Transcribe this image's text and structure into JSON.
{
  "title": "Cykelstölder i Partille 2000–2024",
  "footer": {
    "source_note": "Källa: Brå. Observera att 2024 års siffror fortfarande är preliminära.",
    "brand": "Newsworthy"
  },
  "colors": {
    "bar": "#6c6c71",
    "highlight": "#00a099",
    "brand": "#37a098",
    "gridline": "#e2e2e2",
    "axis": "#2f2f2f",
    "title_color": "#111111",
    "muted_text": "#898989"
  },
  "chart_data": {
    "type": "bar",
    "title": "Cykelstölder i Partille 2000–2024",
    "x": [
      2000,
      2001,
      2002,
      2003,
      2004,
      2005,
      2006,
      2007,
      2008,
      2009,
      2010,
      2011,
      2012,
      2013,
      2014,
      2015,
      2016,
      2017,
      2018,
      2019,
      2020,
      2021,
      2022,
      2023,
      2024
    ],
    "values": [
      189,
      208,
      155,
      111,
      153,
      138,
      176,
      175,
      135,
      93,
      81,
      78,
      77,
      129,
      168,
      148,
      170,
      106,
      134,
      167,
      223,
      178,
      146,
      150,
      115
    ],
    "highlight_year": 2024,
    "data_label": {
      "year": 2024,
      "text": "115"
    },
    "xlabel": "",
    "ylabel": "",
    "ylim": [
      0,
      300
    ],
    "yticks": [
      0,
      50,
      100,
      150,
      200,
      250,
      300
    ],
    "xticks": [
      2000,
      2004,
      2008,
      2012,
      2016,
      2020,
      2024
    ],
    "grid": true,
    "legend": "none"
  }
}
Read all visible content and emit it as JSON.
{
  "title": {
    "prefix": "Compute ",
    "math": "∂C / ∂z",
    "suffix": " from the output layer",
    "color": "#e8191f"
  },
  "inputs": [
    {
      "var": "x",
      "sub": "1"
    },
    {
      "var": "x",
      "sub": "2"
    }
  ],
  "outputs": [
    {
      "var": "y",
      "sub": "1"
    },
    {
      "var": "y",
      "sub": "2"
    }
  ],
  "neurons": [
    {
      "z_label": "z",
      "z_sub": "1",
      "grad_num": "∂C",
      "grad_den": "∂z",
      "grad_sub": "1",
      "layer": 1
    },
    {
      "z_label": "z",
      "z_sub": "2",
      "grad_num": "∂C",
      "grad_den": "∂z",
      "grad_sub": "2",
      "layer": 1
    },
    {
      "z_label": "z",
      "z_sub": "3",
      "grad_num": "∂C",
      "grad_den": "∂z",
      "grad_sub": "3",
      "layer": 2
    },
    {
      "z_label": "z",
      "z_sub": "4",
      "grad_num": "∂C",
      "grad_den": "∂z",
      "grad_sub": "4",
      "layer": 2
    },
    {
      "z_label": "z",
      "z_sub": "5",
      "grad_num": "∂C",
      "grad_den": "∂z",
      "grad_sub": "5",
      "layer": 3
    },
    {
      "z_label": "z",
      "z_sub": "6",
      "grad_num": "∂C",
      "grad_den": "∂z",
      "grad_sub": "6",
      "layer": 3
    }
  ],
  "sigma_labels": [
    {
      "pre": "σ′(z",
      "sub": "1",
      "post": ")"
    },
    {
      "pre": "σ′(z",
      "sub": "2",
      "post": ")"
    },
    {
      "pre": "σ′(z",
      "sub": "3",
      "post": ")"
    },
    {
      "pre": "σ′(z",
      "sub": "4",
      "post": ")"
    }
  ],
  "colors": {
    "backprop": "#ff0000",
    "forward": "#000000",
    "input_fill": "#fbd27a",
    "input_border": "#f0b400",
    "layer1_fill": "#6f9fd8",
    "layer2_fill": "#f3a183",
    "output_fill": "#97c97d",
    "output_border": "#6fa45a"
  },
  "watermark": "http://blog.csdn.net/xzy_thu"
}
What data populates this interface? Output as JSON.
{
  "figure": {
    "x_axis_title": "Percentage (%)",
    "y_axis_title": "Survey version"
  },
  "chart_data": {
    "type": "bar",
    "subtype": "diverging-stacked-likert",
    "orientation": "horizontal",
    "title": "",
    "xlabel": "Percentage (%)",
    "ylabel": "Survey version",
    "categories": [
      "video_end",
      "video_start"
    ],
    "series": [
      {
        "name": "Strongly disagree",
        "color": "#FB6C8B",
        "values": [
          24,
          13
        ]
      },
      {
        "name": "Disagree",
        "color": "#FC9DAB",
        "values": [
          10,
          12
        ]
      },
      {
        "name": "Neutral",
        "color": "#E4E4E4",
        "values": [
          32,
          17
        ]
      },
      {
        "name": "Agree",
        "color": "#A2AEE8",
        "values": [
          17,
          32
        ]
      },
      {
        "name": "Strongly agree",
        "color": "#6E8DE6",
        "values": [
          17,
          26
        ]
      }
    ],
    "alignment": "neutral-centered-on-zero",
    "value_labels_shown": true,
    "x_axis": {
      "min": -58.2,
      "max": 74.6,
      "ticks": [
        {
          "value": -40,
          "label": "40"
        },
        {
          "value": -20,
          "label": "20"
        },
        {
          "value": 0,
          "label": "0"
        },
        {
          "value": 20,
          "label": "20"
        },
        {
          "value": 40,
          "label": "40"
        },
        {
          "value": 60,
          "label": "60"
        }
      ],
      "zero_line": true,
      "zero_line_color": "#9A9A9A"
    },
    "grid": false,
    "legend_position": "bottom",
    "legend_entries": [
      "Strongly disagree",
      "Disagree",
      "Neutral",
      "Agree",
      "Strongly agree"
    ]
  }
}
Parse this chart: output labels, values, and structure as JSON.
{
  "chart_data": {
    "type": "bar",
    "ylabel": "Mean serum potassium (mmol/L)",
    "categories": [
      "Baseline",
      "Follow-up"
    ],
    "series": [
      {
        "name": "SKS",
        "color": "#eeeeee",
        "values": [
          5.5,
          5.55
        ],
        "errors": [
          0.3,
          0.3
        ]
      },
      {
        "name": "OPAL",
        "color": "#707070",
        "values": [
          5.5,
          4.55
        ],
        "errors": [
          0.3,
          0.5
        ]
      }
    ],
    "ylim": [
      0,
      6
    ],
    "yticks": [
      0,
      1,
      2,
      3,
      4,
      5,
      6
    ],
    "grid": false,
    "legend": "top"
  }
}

● ● ●

#### Aim:
Each line of the material must be restated exactly.

#### Answer to the problem:
Transcribe this image's text and structure into JSON.
{
  "title": "Cykelstölder i Partille 2000–2024",
  "footer": {
    "source_note": "Källa: Brå. Observera att 2024 års siffror fortfarande är preliminära.",
    "brand": "Newsworthy"
  },
  "colors": {
    "bar": "#6c6c71",
    "highlight": "#00a099",
    "brand": "#37a098",
    "gridline": "#e2e2e2",
    "axis": "#2f2f2f",
    "title_color": "#111111",
    "muted_text": "#898989"
  },
  "chart_data": {
    "type": "bar",
    "title": "Cykelstölder i Partille 2000–2024",
    "x": [
      2000,
      2001,
      2002,
      2003,
      2004,
      2005,
      2006,
      2007,
      2008,
      2009,
      2010,
      2011,
      2012,
      2013,
      2014,
      2015,
      2016,
      2017,
      2018,
      2019,
      2020,
      2021,
      2022,
      2023,
      2024
    ],
    "values": [
      189,
      208,
      155,
      111,
      153,
      138,
      176,
      175,
      135,
      93,
      81,
      78,
      77,
      129,
      168,
      148,
      170,
      106,
      134,
      167,
      223,
      178,
      146,
      150,
      115
    ],
    "highlight_year": 2024,
    "data_label": {
      "year": 2024,
      "text": "115"
    },
    "xlabel": "",
    "ylabel": "",
    "ylim": [
      0,
      300
    ],
    "yticks": [
      0,
      50,
      100,
      150,
      200,
      250,
      300
    ],
    "xticks": [
      2000,
      2004,
      2008,
      2012,
      2016,
      2020,
      2024
    ],
    "grid": true,
    "legend": "none"
  }
}
Read all visible content and emit it as JSON.
{
  "title": {
    "prefix": "Compute ",
    "math": "∂C / ∂z",
    "suffix": " from the output layer",
    "color": "#e8191f"
  },
  "inputs": [
    {
      "var": "x",
      "sub": "1"
    },
    {
      "var": "x",
      "sub": "2"
    }
  ],
  "outputs": [
    {
      "var": "y",
      "sub": "1"
    },
    {
      "var": "y",
      "sub": "2"
    }
  ],
  "neurons": [
    {
      "z_label": "z",
      "z_sub": "1",
      "grad_num": "∂C",
      "grad_den": "∂z",
      "grad_sub": "1",
      "layer": 1
    },
    {
      "z_label": "z",
      "z_sub": "2",
      "grad_num": "∂C",
      "grad_den": "∂z",
      "grad_sub": "2",
      "layer": 1
    },
    {
      "z_label": "z",
      "z_sub": "3",
      "grad_num": "∂C",
      "grad_den": "∂z",
      "grad_sub": "3",
      "layer": 2
    },
    {
      "z_label": "z",
      "z_sub": "4",
      "grad_num": "∂C",
      "grad_den": "∂z",
      "grad_sub": "4",
      "layer": 2
    },
    {
      "z_label": "z",
      "z_sub": "5",
      "grad_num": "∂C",
      "grad_den": "∂z",
      "grad_sub": "5",
      "layer": 3
    },
    {
      "z_label": "z",
      "z_sub": "6",
      "grad_num": "∂C",
      "grad_den": "∂z",
      "grad_sub": "6",
      "layer": 3
    }
  ],
  "sigma_labels": [
    {
      "pre": "σ′(z",
      "sub": "1",
      "post": ")"
    },
    {
      "pre": "σ′(z",
      "sub": "2",
      "post": ")"
    },
    {
      "pre": "σ′(z",
      "sub": "3",
      "post": ")"
    },
    {
      "pre": "σ′(z",
      "sub": "4",
      "post": ")"
    }
  ],
  "colors": {
    "backprop": "#ff0000",
    "forward": "#000000",
    "input_fill": "#fbd27a",
    "input_border": "#f0b400",
    "layer1_fill": "#6f9fd8",
    "layer2_fill": "#f3a183",
    "output_fill": "#97c97d",
    "output_border": "#6fa45a"
  },
  "watermark": "http://blog.csdn.net/xzy_thu"
}
What data populates this interface? Output as JSON.
{
  "figure": {
    "x_axis_title": "Percentage (%)",
    "y_axis_title": "Survey version"
  },
  "chart_data": {
    "type": "bar",
    "subtype": "diverging-stacked-likert",
    "orientation": "horizontal",
    "title": "",
    "xlabel": "Percentage (%)",
    "ylabel": "Survey version",
    "categories": [
      "video_end",
      "video_start"
    ],
    "series": [
      {
        "name": "Strongly disagree",
        "color": "#FB6C8B",
        "values": [
          24,
          13
        ]
      },
      {
        "name": "Disagree",
        "color": "#FC9DAB",
        "values": [
          10,
          12
        ]
      },
      {
        "name": "Neutral",
        "color": "#E4E4E4",
        "values": [
          32,
          17
        ]
      },
      {
        "name": "Agree",
        "color": "#A2AEE8",
        "values": [
          17,
          32
        ]
      },
      {
        "name": "Strongly agree",
        "color": "#6E8DE6",
        "values": [
          17,
          26
        ]
      }
    ],
    "alignment": "neutral-centered-on-zero",
    "value_labels_shown": true,
    "x_axis": {
      "min": -58.2,
      "max": 74.6,
      "ticks": [
        {
          "value": -40,
          "label": "40"
        },
        {
          "value": -20,
          "label": "20"
        },
        {
          "value": 0,
          "label": "0"
        },
        {
          "value": 20,
          "label": "20"
        },
        {
          "value": 40,
          "label": "40"
        },
        {
          "value": 60,
          "label": "60"
        }
      ],
      "zero_line": true,
      "zero_line_color": "#9A9A9A"
    },
    "grid": false,
    "legend_position": "bottom",
    "legend_entries": [
      "Strongly disagree",
      "Disagree",
      "Neutral",
      "Agree",
      "Strongly agree"
    ]
  }
}
Parse this chart: output labels, values, and structure as JSON.
{
  "chart_data": {
    "type": "bar",
    "ylabel": "Mean serum potassium (mmol/L)",
    "categories": [
      "Baseline",
      "Follow-up"
    ],
    "series": [
      {
        "name": "SKS",
        "color": "#eeeeee",
        "values": [
          5.5,
          5.55
        ],
        "errors": [
          0.3,
          0.3
        ]
      },
      {
        "name": "OPAL",
        "color": "#707070",
        "values": [
          5.5,
          4.55
        ],
        "errors": [
          0.3,
          0.5
        ]
      }
    ],
    "ylim": [
      0,
      6
    ],
    "yticks": [
      0,
      1,
      2,
      3,
      4,
      5,
      6
    ],
    "grid": false,
    "legend": "top"
  }
}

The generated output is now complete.